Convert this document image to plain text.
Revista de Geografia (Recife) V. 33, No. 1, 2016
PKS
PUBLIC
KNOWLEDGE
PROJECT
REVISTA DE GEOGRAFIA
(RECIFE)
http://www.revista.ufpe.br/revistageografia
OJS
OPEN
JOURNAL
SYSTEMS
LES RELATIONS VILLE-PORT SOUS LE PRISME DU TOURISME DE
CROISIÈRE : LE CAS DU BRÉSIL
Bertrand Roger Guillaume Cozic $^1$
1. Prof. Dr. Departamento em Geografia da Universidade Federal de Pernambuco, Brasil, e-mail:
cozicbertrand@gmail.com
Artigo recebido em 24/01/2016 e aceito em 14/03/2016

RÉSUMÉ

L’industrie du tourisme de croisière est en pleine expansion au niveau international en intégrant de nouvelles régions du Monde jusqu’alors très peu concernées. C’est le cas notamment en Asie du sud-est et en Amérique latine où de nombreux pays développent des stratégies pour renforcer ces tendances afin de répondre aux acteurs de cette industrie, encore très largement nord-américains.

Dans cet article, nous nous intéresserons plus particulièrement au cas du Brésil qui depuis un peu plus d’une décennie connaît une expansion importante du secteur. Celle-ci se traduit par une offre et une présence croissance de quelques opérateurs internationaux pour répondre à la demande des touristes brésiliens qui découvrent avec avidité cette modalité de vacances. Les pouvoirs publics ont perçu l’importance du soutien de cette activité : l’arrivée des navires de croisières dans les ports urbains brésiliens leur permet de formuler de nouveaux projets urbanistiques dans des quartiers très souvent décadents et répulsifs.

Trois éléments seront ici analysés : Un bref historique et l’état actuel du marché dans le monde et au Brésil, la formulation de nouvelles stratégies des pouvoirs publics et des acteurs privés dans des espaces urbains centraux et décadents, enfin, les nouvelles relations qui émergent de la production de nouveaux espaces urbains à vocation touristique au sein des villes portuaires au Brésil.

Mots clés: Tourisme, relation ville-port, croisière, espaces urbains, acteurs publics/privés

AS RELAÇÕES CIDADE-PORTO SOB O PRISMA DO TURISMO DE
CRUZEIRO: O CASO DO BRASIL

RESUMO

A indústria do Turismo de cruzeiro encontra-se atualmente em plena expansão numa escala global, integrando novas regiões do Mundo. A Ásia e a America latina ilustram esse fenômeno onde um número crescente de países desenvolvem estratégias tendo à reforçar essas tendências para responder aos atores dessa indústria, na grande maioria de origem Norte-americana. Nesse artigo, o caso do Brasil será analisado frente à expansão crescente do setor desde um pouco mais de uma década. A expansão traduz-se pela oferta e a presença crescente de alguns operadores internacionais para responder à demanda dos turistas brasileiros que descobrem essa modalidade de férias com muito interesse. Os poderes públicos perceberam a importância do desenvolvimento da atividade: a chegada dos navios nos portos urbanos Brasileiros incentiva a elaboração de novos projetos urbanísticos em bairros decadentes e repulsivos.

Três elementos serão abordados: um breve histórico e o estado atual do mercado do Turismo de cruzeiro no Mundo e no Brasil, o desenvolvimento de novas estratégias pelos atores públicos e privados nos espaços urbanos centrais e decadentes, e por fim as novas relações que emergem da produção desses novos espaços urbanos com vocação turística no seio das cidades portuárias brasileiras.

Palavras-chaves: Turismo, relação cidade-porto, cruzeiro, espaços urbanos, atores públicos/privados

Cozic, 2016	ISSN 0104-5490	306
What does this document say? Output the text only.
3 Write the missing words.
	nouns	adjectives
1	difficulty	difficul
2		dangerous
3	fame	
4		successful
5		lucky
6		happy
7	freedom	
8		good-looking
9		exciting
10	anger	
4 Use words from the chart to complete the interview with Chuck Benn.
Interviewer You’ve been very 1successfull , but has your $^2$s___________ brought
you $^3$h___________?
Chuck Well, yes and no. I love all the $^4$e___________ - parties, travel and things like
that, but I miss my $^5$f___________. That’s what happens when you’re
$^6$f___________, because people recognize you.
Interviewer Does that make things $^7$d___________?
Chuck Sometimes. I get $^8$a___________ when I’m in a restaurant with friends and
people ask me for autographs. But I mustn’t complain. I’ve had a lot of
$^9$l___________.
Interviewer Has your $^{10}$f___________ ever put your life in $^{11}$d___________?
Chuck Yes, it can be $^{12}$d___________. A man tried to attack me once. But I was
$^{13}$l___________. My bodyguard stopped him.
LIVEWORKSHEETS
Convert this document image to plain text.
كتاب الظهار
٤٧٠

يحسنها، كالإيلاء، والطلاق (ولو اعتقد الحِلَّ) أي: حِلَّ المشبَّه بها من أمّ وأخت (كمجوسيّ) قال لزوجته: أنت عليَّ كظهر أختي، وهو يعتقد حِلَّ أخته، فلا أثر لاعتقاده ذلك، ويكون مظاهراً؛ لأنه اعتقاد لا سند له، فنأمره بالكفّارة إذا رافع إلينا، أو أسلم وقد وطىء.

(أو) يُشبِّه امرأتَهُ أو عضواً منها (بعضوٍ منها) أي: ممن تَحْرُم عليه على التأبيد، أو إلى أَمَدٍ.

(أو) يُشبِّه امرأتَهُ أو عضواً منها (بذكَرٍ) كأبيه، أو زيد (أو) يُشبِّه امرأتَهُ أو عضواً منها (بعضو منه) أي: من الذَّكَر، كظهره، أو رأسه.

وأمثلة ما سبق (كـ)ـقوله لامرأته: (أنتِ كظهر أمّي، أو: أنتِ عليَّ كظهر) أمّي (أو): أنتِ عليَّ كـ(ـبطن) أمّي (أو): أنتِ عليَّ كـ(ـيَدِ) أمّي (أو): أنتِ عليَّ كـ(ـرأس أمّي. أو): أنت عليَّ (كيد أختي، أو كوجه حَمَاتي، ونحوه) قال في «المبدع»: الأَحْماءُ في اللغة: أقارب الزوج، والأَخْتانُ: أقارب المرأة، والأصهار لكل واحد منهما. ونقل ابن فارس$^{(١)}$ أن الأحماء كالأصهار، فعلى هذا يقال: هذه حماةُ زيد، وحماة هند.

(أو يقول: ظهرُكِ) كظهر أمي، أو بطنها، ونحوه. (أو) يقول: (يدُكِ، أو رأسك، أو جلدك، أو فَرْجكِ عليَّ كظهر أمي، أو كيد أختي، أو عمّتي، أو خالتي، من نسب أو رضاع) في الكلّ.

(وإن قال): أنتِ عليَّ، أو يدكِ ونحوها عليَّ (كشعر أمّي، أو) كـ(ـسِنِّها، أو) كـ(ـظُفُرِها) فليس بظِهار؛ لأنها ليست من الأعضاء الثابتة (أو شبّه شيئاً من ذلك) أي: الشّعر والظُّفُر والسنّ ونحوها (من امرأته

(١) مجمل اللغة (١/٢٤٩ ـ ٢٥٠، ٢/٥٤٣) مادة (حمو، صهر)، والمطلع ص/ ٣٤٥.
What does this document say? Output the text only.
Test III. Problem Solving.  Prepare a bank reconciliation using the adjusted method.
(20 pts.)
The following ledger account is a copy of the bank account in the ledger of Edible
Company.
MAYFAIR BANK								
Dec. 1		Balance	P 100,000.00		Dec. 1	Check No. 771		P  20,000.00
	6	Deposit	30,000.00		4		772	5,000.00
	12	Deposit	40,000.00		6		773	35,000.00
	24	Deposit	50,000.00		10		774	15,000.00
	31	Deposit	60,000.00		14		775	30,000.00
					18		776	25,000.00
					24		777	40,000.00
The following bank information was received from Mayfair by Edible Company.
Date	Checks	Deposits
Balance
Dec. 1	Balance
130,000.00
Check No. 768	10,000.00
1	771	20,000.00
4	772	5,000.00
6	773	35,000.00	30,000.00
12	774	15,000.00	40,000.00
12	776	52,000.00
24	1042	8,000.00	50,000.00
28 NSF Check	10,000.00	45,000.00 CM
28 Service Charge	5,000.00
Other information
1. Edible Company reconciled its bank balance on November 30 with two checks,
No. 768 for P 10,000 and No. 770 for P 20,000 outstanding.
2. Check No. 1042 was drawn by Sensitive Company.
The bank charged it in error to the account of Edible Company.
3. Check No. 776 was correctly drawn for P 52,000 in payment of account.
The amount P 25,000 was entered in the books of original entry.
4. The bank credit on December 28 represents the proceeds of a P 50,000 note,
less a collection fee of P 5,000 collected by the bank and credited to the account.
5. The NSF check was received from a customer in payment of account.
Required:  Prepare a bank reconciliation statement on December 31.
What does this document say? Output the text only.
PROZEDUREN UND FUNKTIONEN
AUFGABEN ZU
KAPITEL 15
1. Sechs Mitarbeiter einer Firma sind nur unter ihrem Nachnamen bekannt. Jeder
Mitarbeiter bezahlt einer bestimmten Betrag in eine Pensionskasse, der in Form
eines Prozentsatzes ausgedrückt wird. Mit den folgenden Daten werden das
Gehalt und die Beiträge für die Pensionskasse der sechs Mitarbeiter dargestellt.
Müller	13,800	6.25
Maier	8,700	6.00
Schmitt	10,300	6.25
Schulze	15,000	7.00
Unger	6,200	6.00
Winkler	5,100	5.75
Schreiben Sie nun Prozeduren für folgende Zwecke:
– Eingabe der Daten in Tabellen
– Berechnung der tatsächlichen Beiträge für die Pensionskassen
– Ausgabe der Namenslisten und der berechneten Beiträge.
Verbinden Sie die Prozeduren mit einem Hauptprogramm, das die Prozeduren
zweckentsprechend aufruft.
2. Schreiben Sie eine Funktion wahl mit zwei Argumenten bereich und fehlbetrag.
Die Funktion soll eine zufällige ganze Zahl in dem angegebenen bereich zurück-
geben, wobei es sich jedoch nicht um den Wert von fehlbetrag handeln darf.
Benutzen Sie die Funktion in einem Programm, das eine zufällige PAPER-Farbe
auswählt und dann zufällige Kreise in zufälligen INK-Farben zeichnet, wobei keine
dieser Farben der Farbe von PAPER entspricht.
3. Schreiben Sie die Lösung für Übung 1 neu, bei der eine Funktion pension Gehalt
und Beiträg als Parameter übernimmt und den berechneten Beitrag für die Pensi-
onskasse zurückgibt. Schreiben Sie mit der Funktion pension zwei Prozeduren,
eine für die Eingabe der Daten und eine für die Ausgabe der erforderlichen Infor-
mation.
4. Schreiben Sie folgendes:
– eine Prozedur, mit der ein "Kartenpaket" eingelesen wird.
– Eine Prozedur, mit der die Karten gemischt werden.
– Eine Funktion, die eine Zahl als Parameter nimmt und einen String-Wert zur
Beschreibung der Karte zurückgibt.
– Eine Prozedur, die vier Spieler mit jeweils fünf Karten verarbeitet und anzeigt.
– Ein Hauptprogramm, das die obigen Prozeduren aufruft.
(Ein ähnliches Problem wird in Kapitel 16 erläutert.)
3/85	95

———

SET PROBLEM:
Show every line above in which the word "wobei" occurs.

FINISHED ANSWER:
geben, wobei es sich jedoch nicht um den Wert von fehlbetrag handeln darf.
auswählt und dann zufällige Kreise in zufälligen INK-Farben zeichnet, wobei keine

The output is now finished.